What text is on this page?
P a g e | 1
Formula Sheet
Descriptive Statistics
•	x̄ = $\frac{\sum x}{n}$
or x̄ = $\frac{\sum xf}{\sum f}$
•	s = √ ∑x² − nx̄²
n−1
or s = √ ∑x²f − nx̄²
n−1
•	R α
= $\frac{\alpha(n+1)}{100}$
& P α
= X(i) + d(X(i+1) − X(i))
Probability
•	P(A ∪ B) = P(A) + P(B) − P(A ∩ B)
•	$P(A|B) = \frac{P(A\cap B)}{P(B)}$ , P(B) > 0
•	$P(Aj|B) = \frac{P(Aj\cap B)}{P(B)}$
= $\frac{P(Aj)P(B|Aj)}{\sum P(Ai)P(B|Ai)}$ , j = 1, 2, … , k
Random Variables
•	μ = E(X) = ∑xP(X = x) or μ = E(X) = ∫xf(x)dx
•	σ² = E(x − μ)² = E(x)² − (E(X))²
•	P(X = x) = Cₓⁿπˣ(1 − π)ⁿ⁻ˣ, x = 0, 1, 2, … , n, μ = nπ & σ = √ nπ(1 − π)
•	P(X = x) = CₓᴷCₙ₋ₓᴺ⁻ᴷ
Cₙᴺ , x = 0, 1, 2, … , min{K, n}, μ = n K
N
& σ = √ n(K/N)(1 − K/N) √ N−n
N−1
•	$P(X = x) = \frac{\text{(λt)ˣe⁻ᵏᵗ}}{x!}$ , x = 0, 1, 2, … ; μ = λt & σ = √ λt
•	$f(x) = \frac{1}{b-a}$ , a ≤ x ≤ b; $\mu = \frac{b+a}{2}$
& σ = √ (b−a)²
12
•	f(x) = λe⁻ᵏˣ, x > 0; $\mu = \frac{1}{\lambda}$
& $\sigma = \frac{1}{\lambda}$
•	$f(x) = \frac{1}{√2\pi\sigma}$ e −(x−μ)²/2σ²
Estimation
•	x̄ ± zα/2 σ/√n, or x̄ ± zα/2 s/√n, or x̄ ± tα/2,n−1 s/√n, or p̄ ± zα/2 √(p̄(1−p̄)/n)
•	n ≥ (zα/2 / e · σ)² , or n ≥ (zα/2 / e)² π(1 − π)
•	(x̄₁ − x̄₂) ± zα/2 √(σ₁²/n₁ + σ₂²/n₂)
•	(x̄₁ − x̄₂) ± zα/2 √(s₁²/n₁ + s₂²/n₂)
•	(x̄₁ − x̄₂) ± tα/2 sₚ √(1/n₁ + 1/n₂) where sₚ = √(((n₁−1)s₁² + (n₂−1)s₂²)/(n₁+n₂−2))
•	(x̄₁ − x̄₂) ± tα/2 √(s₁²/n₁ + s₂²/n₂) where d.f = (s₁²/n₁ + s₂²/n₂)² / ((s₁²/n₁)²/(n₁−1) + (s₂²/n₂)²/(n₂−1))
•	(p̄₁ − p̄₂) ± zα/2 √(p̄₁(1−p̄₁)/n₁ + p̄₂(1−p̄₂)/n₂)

******

§ What is asked: What is the number of lines in the listing that include the word "frac"? Give that number and nothing else.

§ Solution for this exercise: 11